Le meurtre de Samuel Paty, le 16 octobre dernier, a bouleversé la nation. Professeur d’histoire-géographie au collège du Bois-d’Aulne de Conflans-Sainte-Honorine, il a été décapité, aux abords de son établissement, par Abdoullakh Anzorov, réfugié russe d’origine tchétchène. Peu avant, M. Paty avait été montré du doigt, dans un mouvement largement amplifié par les réseaux sociaux, par des activistes musulmans lui reprochant d’avoir présenté à ses élèves, lors d’un cours, des caricatures du prophète Mahomet - dont le dogme islamique rejette la représentation imagée et a fortiori, humoristique.

Ce crime a placé à nouveau au grand jour, les fractures qui traversent notre société. Avec, au cœur des crispations, la conception française, stricte, de la laïcité, le droit à la dérision et plus généralement, la liberté d’expression. De nombreux musulmans ont fait montre de leur attachement à ces valeurs, et d’autres, parfois de bonne foi, ou parfois cherchant à faire de la politique, ont exprimé leur gêne, voire leur hostilité quant à certaines libertés prises par des non-croyants avec leur religion. Il y a eu, dans le monde arabe, et au-delà, dans le monde musulman, des témoignages de soutiens, mais aussi des manifestations défiantes envers la France.

Pour faire un point, j’ai proposé à M. Olivier Da Lage, journaliste à RFI spécialiste de la péninsule arabique, une tribune libre autour de ces questions éminemment épineuses, et dont le traitement requiert une bonne dose de doigté. Je le remercie pour son texte, fin et éclairant. Une exclusivité Paroles d’Actu. Par Nicolas Roche.

 

EXCLU - PAROLES D’ACTU

« Ces fractures révélées et amplifiées

par l’assassinat de Samuel Paty »

Olivier Da Lage

 

Samuel Paty

Source : SIPA.

 

Depuis le terrible assassinat de Samuel Paty devant le collège où il enseignait l’histoire et la géographie, la France est secouée par de violentes répliques, si l’on prend l’analogie sismique de ce meurtre terroriste commis au nom de l’islam.

Plusieurs chocs se succèdent et s’entremêlent  : la prise de conscience que cinq ans après les attaques contre Charlie Hebdo et celles qui ont visé le Stade de France, le Bataclan et les terrasses de l’Est parisien, la France est toujours une cible du terrorisme. S’y ajoutent la division profonde au sein de la classe politique et des milieux universitaires et intellectuels sur l’analyse des causes et des réponses à y apporter, la résurgence de réflexes xénophobes voyant dans l’immigration la raison principale de la situation actuelle et enfin, la remise en cause de l’État de droit au nom de l’efficacité de la lutte contre le terrorisme. Il faut y ajouter, pour être complet, que la France se sent bien seule face à l’incompréhension non seulement d’une bonne partie du monde musulman – ne parlons pas des dirigeants qui, presque tous à l’exception du président turc Erdogan, ont apporté leur soutien à la France – mais aussi du monde anglo-saxon où l’on n’a jamais véritablement compris ni admis que la laïcité à la française n’avait pas grand-chose à voir avec le sécularisme dont se réclament un certain nombre d’entre eux. Pour tout ne rien arranger, les deux conceptions de la laïcité qui s’affrontaient au début du XXe  siècle s’opposent aujourd’hui frontalement en public  : Combes d’un côté et Briand ou Jaurès de l’autre ont une descendance décidée à ne rien céder sur sa conception de ce qu’est la laïcité et surtout, de ce qu’elle ne doit pas être.

[Entrées des éléments de mise en page]
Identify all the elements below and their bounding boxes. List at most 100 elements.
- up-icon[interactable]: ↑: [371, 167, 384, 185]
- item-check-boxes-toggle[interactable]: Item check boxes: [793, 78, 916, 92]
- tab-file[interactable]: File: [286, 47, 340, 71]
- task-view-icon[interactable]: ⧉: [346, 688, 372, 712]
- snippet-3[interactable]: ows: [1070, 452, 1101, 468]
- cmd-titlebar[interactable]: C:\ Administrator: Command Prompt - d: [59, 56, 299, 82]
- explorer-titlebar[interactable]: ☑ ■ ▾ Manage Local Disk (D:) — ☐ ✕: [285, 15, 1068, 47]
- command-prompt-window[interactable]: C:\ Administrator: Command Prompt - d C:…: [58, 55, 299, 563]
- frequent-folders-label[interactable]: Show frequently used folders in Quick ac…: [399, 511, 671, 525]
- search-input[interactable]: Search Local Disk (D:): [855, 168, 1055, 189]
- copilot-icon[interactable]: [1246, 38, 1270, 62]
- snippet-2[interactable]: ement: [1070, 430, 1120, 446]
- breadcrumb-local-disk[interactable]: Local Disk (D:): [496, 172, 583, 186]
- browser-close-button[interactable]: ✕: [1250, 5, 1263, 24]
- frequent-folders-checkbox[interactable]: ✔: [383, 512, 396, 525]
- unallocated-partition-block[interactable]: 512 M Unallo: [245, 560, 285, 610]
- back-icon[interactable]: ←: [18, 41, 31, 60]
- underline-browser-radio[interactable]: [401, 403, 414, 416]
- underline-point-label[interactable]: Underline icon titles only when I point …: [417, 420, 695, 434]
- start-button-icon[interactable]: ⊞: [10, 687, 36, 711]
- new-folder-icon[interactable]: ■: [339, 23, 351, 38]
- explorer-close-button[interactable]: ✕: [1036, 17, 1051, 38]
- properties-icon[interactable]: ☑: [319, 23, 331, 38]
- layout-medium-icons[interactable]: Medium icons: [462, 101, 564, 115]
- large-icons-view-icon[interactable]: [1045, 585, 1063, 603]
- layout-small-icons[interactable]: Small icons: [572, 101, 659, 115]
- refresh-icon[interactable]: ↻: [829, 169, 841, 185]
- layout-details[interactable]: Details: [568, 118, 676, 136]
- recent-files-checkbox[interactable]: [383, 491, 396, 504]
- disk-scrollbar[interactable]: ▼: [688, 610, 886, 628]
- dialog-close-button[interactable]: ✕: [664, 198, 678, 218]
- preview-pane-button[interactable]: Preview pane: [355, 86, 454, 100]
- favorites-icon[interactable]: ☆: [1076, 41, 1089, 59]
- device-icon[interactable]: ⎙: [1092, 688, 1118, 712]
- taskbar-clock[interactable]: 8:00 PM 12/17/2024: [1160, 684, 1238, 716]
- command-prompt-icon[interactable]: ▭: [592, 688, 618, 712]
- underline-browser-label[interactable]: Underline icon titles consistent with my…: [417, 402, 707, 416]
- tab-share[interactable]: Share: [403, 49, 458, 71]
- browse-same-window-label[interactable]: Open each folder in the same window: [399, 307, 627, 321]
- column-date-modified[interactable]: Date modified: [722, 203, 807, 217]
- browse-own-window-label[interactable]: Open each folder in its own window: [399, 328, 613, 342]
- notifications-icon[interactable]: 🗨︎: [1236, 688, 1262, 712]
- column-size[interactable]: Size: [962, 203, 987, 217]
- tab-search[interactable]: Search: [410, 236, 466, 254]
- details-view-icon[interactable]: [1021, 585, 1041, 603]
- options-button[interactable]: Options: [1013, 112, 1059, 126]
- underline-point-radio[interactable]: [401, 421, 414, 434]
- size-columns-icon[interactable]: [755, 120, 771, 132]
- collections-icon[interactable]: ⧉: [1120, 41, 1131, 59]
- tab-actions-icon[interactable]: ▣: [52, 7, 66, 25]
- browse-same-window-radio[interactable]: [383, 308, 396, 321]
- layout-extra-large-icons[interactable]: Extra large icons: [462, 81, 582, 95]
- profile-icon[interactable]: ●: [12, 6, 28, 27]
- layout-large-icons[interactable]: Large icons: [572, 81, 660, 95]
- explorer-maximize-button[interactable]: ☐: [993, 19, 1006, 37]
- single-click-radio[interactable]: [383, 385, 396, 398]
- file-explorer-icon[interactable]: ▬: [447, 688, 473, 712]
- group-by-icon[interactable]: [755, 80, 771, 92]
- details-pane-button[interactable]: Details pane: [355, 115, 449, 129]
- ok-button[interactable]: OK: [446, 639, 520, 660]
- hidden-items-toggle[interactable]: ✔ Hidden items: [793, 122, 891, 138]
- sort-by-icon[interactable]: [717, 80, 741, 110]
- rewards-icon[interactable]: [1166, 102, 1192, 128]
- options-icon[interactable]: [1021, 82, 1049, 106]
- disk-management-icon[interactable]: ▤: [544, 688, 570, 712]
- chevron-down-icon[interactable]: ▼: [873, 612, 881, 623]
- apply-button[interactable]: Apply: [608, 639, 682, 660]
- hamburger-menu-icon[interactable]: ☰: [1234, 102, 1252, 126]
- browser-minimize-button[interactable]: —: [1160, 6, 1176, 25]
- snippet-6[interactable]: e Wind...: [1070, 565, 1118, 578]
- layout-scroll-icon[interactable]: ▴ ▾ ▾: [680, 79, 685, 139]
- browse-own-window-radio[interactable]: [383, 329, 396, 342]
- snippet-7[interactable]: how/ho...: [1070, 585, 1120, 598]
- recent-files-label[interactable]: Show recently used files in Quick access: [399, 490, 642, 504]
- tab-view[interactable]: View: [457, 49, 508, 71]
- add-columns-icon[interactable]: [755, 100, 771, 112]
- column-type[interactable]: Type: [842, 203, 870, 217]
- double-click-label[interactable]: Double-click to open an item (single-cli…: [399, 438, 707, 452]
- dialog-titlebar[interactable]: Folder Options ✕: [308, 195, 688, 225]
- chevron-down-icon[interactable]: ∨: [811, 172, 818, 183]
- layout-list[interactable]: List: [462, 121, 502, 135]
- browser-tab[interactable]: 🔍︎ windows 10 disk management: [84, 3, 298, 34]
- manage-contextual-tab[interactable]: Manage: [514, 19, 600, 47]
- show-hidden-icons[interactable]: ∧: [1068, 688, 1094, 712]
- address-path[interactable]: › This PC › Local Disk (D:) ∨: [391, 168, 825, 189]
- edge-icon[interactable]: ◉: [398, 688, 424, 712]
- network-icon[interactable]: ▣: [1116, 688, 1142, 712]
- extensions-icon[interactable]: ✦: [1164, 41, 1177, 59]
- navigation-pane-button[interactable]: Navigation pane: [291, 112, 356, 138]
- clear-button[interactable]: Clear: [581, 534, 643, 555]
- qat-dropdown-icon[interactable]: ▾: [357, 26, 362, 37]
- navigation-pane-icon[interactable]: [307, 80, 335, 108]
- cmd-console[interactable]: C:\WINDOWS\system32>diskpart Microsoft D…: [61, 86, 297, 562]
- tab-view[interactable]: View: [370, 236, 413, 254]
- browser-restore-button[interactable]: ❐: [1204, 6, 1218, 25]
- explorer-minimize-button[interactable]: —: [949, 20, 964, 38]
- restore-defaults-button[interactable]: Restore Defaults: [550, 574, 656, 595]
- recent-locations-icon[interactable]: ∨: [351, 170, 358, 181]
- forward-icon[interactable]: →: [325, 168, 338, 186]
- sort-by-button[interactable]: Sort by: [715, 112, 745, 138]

EXERCICE ÉCRIT 1: D'après le texte sur l'assassinat de Samuel Paty, quel dirigeant du monde musulman fait exception parmi ceux qui ont apporté leur soutien à la France ?
EXERCICE ÉCRIT 2: Poursuivez le texte sur l'assassinat de Samuel Paty à partir de sa dernière phrase, dans le même ton.

RÉPONSE ÉCRITE 1: Le président turc Erdogan.

RÉPONSE ÉCRITE 2:
La France plutôt isolée internationalement

Le discours d’hommage à Samuel Paty prononcé devant la Sorbonne par le président de la République était parfaitement calibré pour l’opinion française et du reste, la quasi-totalité des personnalités de l’opposition l’ont approuvé. Mais on vit dans une ère mondialisée et ce qui s’adresse aux Français est entendu par d’autres, qui en fonction de leur culture, de leur histoire et de leurs croyances, ne l’ont pas reçu de la même façon.

Commençons par ce qui, à ce stade, est le plus rassurant – et ça ne l’est pas vraiment  : la campagne internationale contre la France, qui évoque à la fois celle de 2004, suite à l’adoption de la loi interdisant le port de signes religieux ostensibles à l’école (en réalité, le foulard islamique). À l’époque, chefs d’État et de gouvernement, y compris des alliés de la France, rivalisaient de condamnations pour se montrer les meilleurs défenseurs de l’islam, comparés à leurs voisins et adversaires. Même chose, en plus grave, après la fatwa prononcée en 1989 contre Salman Rushdie par l’ayatollah Khomeiny. Les pays sunnites n’avaient pas voulu laisser le monopole de la condamnation des Versets sataniques à l’Iran chiite et, s’ils n’avaient pas à leur tour appelé publiquement à tuer l’écrivain britannique, ils ne s’étaient pas non plus dissociés de cet appel.

Rien de tel cette fois-ci. Même si plusieurs pays arabes du Golfe, le Maroc ou l’Iran ont condamné la republication des caricatures de Charlie Hebdo représentant Mahomet, tous ont pris soin de condamner le meurtre de l’enseignant et plusieurs ont apporté publiquement leur soutien à la France contre les violences terroristes qui se sont produites à la suite. Les seules exceptions notables de dirigeants en fonction ayant choisi de réserver leur condamnation à la France en tant que telle sont le président turc Recept Tayyip Erdogan et le Premier ministre pakistanais Imran Khan.

«  Il faut comprendre que parfois, les opinions

publiques du monde islamique se dissocient largement

de leurs dirigeants, voire les associent au monde

occidental dans un même opprobre.  »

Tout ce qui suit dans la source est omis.